REQUIREMENT:
All of the data should be output character for character, except the pictures.
-- BEGIN --
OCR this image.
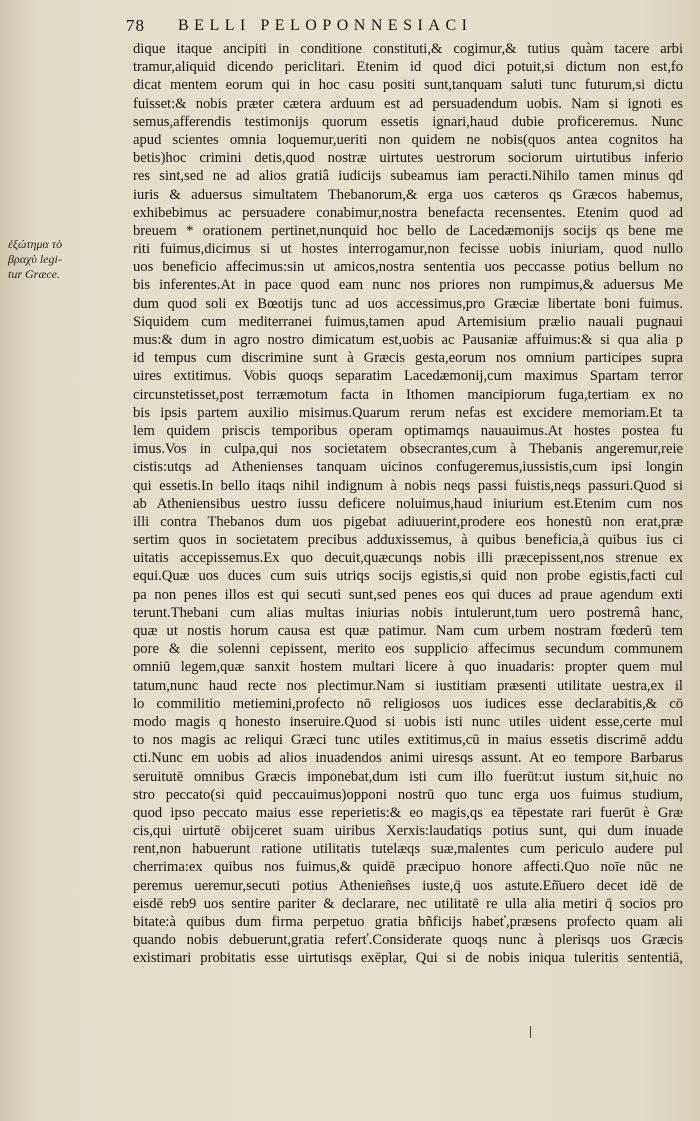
78 BELLI PELOPONNESIACI
ἐξώτημα τὸ
βραχὺ legi-
tur Græce.
dique itaque ancipiti in conditione constituti,& cogimur,& tutius quàm tacere arbi
tramur,aliquid dicendo periclitari. Etenim id quod dici potuit,si dictum non est,fo
dicat mentem eorum qui in hoc casu positi sunt,tanquam saluti tunc futurum,si dictu
fuisset:& nobis præter cætera arduum est ad persuadendum uobis. Nam si ignoti es
semus,afferendis testimonijs quorum essetis ignari,haud dubie proficeremus. Nunc
apud scientes omnia loquemur,ueriti non quidem ne nobis(quos antea cognitos ha
betis)hoc crimini detis,quod nostræ uirtutes uestrorum sociorum uirtutibus inferio
res sint,sed ne ad alios gratiâ iudicijs subeamus iam peracti.Nihilo tamen minus qd
iuris & aduersus simultatem Thebanorum,& erga uos cæteros qs Græcos habemus,
exhibebimus ac persuadere conabimur,nostra benefacta recensentes. Etenim quod ad
breuem * orationem pertinet,nunquid hoc bello de Lacedæmonijs socijs qs bene me
riti fuimus,dicimus si ut hostes interrogamur,non fecisse uobis iniuriam, quod nullo
uos beneficio affecimus:sin ut amicos,nostra sententia uos peccasse potius bellum no
bis inferentes.At in pace quod eam nunc nos priores non rumpimus,& aduersus Me
dum quod soli ex Bœotijs tunc ad uos accessimus,pro Græciæ libertate boni fuimus.
Siquidem cum mediterranei fuimus,tamen apud Artemisium prælio nauali pugnaui
mus:& dum in agro nostro dimicatum est,uobis ac Pausaniæ affuimus:& si qua alia p
id tempus cum discrimine sunt à Græcis gesta,eorum nos omnium participes supra
uires extitimus. Vobis quoqs separatim Lacedæmonij,cum maximus Spartam terror
circunstetisset,post terræmotum facta in Ithomen mancipiorum fuga,tertiam ex no
bis ipsis partem auxilio misimus.Quarum rerum nefas est excidere memoriam.Et ta
lem quidem priscis temporibus operam optimamqs nauauimus.At hostes postea fu
imus.Vos in culpa,qui nos societatem obsecrantes,cum à Thebanis angeremur,reie
cistis:utqs ad Athenienses tanquam uicinos confugeremus,iussistis,cum ipsi longin
qui essetis.In bello itaqs nihil indignum à nobis neqs passi fuistis,neqs passuri.Quod si
ab Atheniensibus uestro iussu deficere noluimus,haud iniurium est.Etenim cum nos
illi contra Thebanos dum uos pigebat adiuuerint,prodere eos honestū non erat,præ
sertim quos in societatem precibus adduxissemus, à quibus beneficia,à quibus ius ci
uitatis accepissemus.Ex quo decuit,quæcunqs nobis illi præcepissent,nos strenue ex
equi.Quæ uos duces cum suis utriqs socijs egistis,si quid non probe egistis,facti cul
pa non penes illos est qui secuti sunt,sed penes eos qui duces ad praue agendum exti
terunt.Thebani cum alias multas iniurias nobis intulerunt,tum uero postremâ hanc,
quæ ut nostis horum causa est quæ patimur. Nam cum urbem nostram fœderū tem
pore & die solenni cepissent, merito eos supplicio affecimus secundum communem
omniū legem,quæ sanxit hostem multari licere à quo inuadaris: propter quem mul
tatum,nunc haud recte nos plectimur.Nam si iustitiam præsenti utilitate uestra,ex il
lo commilitio metiemini,profecto nō religiosos uos iudices esse declarabitis,& cō
modo magis q honesto inseruire.Quod si uobis isti nunc utiles uident esse,certe mul
to nos magis ac reliqui Græci tunc utiles extitimus,cū in maius essetis discrimē addu
cti.Nunc em uobis ad alios inuadendos animi uiresqs assunt. At eo tempore Barbarus
seruitutē omnibus Græcis imponebat,dum isti cum illo fuerūt:ut iustum sit,huic no
stro peccato(si quid peccauimus)opponi nostrū quo tunc erga uos fuimus studium,
quod ipso peccato maius esse reperietis:& eo magis,qs ea tēpestate rari fuerūt è Græ
cis,qui uirtutē obijceret suam uiribus Xerxis:laudatiqs potius sunt, qui dum inuade
rent,non habuerunt ratione utilitatis tutelæqs suæ,malentes cum periculo audere pul
cherrima:ex quibus nos fuimus,& quidē præcipuo honore affecti.Quo noīe nūc ne
peremus ueremur,secuti potius Athenieñses iuste,q̄ uos astute.Eñ̄uero decet idē de
eisdē reb9 uos sentire pariter & declarare, nec utilitatē re ulla alia metiri q̄ socios pro
bitate:à quibus dum firma perpetuo gratia bñficijs habeť,præsens profecto quam ali
quando nobis debuerunt,gratia referť.Considerate quoqs nunc à plerisqs uos Græcis
existimari probitatis esse uirtutisqs exēplar, Qui si de nobis iniqua tuleritis sententiā,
-- END --
SOLUTION FOR THIS TASK:
OCR this image.
78 BELLI PELOPONNESIACI
ἐξώτημα τὸ
βραχὺ legi-
tur Græce.
dique itaque ancipiti in conditione constituti,& cogimur,& tutius quàm tacere arbi
tramur,aliquid dicendo periclitari. Etenim id quod dici potuit,si dictum non est,fo
dicat mentem eorum qui in hoc casu positi sunt,tanquam saluti tunc futurum,si dictu
fuisset:& nobis præter cætera arduum est ad persuadendum uobis. Nam si ignoti es
semus,afferendis testimonijs quorum essetis ignari,haud dubie proficeremus. Nunc
apud scientes omnia loquemur,ueriti non quidem ne nobis(quos antea cognitos ha
betis)hoc crimini detis,quod nostræ uirtutes uestrorum sociorum uirtutibus inferio
res sint,sed ne ad alios gratiâ iudicijs subeamus iam peracti.Nihilo tamen minus qd
iuris & aduersus simultatem Thebanorum,& erga uos cæteros qs Græcos habemus,
exhibebimus ac persuadere conabimur,nostra benefacta recensentes. Etenim quod ad
breuem * orationem pertinet,nunquid hoc bello de Lacedæmonijs socijs qs bene me
riti fuimus,dicimus si ut hostes interrogamur,non fecisse uobis iniuriam, quod nullo
uos beneficio affecimus:sin ut amicos,nostra sententia uos peccasse potius bellum no
bis inferentes.At in pace quod eam nunc nos priores non rumpimus,& aduersus Me
dum quod soli ex Bœotijs tunc ad uos accessimus,pro Græciæ libertate boni fuimus.
Siquidem cum mediterranei fuimus,tamen apud Artemisium prælio nauali pugnaui
mus:& dum in agro nostro dimicatum est,uobis ac Pausaniæ affuimus:& si qua alia p
id tempus cum discrimine sunt à Græcis gesta,eorum nos omnium participes supra
uires extitimus. Vobis quoqs separatim Lacedæmonij,cum maximus Spartam terror
circunstetisset,post terræmotum facta in Ithomen mancipiorum fuga,tertiam ex no
bis ipsis partem auxilio misimus.Quarum rerum nefas est excidere memoriam.Et ta
lem quidem priscis temporibus operam optimamqs nauauimus.At hostes postea fu
imus.Vos in culpa,qui nos societatem obsecrantes,cum à Thebanis angeremur,reie
cistis:utqs ad Athenienses tanquam uicinos confugeremus,iussistis,cum ipsi longin
qui essetis.In bello itaqs nihil indignum à nobis neqs passi fuistis,neqs passuri.Quod si
ab Atheniensibus uestro iussu deficere noluimus,haud iniurium est.Etenim cum nos
illi contra Thebanos dum uos pigebat adiuuerint,prodere eos honestū non erat,præ
sertim quos in societatem precibus adduxissemus, à quibus beneficia,à quibus ius ci
uitatis accepissemus.Ex quo decuit,quæcunqs nobis illi præcepissent,nos strenue ex
equi.Quæ uos duces cum suis utriqs socijs egistis,si quid non probe egistis,facti cul
pa non penes illos est qui secuti sunt,sed penes eos qui duces ad praue agendum exti
terunt.Thebani cum alias multas iniurias nobis intulerunt,tum uero postremâ hanc,
quæ ut nostis horum causa est quæ patimur. Nam cum urbem nostram fœderū tem
pore & die solenni cepissent, merito eos supplicio affecimus secundum communem
omniū legem,quæ sanxit hostem multari licere à quo inuadaris: propter quem mul
tatum,nunc haud recte nos plectimur.Nam si iustitiam præsenti utilitate uestra,ex il
lo commilitio metiemini,profecto nō religiosos uos iudices esse declarabitis,& cō
modo magis q honesto inseruire.Quod si uobis isti nunc utiles uident esse,certe mul
to nos magis ac reliqui Græci tunc utiles extitimus,cū in maius essetis discrimē addu
cti.Nunc em uobis ad alios inuadendos animi uiresqs assunt. At eo tempore Barbarus
seruitutē omnibus Græcis imponebat,dum isti cum illo fuerūt:ut iustum sit,huic no
stro peccato(si quid peccauimus)opponi nostrū quo tunc erga uos fuimus studium,
quod ipso peccato maius esse reperietis:& eo magis,qs ea tēpestate rari fuerūt è Græ
cis,qui uirtutē obijceret suam uiribus Xerxis:laudatiqs potius sunt, qui dum inuade
rent,non habuerunt ratione utilitatis tutelæqs suæ,malentes cum periculo audere pul
cherrima:ex quibus nos fuimus,& quidē præcipuo honore affecti.Quo noīe nūc ne
peremus ueremur,secuti potius Athenieñses iuste,q̄ uos astute.Eñ̄uero decet idē de
eisdē reb9 uos sentire pariter & declarare, nec utilitatē re ulla alia metiri q̄ socios pro
bitate:à quibus dum firma perpetuo gratia bñficijs habeť,præsens profecto quam ali
quando nobis debuerunt,gratia referť.Considerate quoqs nunc à plerisqs uos Græcis
existimari probitatis esse uirtutisqs exēplar, Qui si de nobis iniqua tuleritis sententiā,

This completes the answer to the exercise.